── Material shown ──
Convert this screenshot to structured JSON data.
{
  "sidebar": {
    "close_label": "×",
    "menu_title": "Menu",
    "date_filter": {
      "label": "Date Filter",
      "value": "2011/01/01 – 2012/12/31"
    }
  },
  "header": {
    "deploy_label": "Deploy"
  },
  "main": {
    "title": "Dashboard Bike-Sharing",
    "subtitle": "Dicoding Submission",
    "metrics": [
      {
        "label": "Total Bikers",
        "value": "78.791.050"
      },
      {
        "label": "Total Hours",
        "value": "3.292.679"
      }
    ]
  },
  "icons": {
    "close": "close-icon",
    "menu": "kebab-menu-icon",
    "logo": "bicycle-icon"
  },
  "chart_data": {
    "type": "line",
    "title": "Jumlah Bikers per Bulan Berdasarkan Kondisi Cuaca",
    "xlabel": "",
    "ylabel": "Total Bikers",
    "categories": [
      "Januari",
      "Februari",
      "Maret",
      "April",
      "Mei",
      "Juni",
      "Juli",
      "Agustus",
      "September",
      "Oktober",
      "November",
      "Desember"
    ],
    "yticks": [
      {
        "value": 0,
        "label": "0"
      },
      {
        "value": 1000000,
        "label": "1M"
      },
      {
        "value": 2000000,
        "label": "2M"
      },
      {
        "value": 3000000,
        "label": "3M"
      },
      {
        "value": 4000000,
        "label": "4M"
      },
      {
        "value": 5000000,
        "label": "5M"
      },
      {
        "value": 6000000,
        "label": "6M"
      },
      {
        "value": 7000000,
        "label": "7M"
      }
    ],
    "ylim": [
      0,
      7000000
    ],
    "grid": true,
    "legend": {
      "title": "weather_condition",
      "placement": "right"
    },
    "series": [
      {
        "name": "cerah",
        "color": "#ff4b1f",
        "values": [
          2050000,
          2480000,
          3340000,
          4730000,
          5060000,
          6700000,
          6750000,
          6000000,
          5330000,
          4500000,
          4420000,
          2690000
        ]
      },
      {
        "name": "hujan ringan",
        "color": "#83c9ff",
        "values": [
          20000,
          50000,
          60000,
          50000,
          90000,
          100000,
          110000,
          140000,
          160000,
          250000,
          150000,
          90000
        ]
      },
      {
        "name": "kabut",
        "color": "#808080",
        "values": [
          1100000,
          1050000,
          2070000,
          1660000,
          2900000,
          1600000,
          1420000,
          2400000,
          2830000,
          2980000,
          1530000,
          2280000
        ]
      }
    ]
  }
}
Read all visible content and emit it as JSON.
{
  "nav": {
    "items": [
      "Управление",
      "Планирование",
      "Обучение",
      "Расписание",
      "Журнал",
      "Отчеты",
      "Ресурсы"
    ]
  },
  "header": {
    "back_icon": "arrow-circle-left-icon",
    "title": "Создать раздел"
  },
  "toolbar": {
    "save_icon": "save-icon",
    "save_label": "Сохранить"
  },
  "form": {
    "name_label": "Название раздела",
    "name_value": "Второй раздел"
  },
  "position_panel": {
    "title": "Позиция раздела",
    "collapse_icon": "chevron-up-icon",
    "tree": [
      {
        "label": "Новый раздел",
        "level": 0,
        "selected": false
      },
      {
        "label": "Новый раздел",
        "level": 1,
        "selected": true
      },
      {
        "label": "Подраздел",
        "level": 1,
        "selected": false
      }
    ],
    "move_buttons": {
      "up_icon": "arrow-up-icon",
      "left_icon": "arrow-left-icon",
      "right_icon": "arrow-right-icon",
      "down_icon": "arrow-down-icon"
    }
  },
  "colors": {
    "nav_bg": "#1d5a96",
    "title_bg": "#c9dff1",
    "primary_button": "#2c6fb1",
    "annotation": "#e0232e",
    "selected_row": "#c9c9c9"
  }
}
───
» Problem requirements
Go through the records and print each one exactly.

» Task solution
Convert this screenshot to structured JSON data.
{
  "sidebar": {
    "close_label": "×",
    "menu_title": "Menu",
    "date_filter": {
      "label": "Date Filter",
      "value": "2011/01/01 – 2012/12/31"
    }
  },
  "header": {
    "deploy_label": "Deploy"
  },
  "main": {
    "title": "Dashboard Bike-Sharing",
    "subtitle": "Dicoding Submission",
    "metrics": [
      {
        "label": "Total Bikers",
        "value": "78.791.050"
      },
      {
        "label": "Total Hours",
        "value": "3.292.679"
      }
    ]
  },
  "icons": {
    "close": "close-icon",
    "menu": "kebab-menu-icon",
    "logo": "bicycle-icon"
  },
  "chart_data": {
    "type": "line",
    "title": "Jumlah Bikers per Bulan Berdasarkan Kondisi Cuaca",
    "xlabel": "",
    "ylabel": "Total Bikers",
    "categories": [
      "Januari",
      "Februari",
      "Maret",
      "April",
      "Mei",
      "Juni",
      "Juli",
      "Agustus",
      "September",
      "Oktober",
      "November",
      "Desember"
    ],
    "yticks": [
      {
        "value": 0,
        "label": "0"
      },
      {
        "value": 1000000,
        "label": "1M"
      },
      {
        "value": 2000000,
        "label": "2M"
      },
      {
        "value": 3000000,
        "label": "3M"
      },
      {
        "value": 4000000,
        "label": "4M"
      },
      {
        "value": 5000000,
        "label": "5M"
      },
      {
        "value": 6000000,
        "label": "6M"
      },
      {
        "value": 7000000,
        "label": "7M"
      }
    ],
    "ylim": [
      0,
      7000000
    ],
    "grid": true,
    "legend": {
      "title": "weather_condition",
      "placement": "right"
    },
    "series": [
      {
        "name": "cerah",
        "color": "#ff4b1f",
        "values": [
          2050000,
          2480000,
          3340000,
          4730000,
          5060000,
          6700000,
          6750000,
          6000000,
          5330000,
          4500000,
          4420000,
          2690000
        ]
      },
      {
        "name": "hujan ringan",
        "color": "#83c9ff",
        "values": [
          20000,
          50000,
          60000,
          50000,
          90000,
          100000,
          110000,
          140000,
          160000,
          250000,
          150000,
          90000
        ]
      },
      {
        "name": "kabut",
        "color": "#808080",
        "values": [
          1100000,
          1050000,
          2070000,
          1660000,
          2900000,
          1600000,
          1420000,
          2400000,
          2830000,
          2980000,
          1530000,
          2280000
        ]
      }
    ]
  }
}
Read all visible content and emit it as JSON.
{
  "nav": {
    "items": [
      "Управление",
      "Планирование",
      "Обучение",
      "Расписание",
      "Журнал",
      "Отчеты",
      "Ресурсы"
    ]
  },
  "header": {
    "back_icon": "arrow-circle-left-icon",
    "title": "Создать раздел"
  },
  "toolbar": {
    "save_icon": "save-icon",
    "save_label": "Сохранить"
  },
  "form": {
    "name_label": "Название раздела",
    "name_value": "Второй раздел"
  },
  "position_panel": {
    "title": "Позиция раздела",
    "collapse_icon": "chevron-up-icon",
    "tree": [
      {
        "label": "Новый раздел",
        "level": 0,
        "selected": false
      },
      {
        "label": "Новый раздел",
        "level": 1,
        "selected": true
      },
      {
        "label": "Подраздел",
        "level": 1,
        "selected": false
      }
    ],
    "move_buttons": {
      "up_icon": "arrow-up-icon",
      "left_icon": "arrow-left-icon",
      "right_icon": "arrow-right-icon",
      "down_icon": "arrow-down-icon"
    }
  },
  "colors": {
    "nav_bg": "#1d5a96",
    "title_bg": "#c9dff1",
    "primary_button": "#2c6fb1",
    "annotation": "#e0232e",
    "selected_row": "#c9c9c9"
  }
}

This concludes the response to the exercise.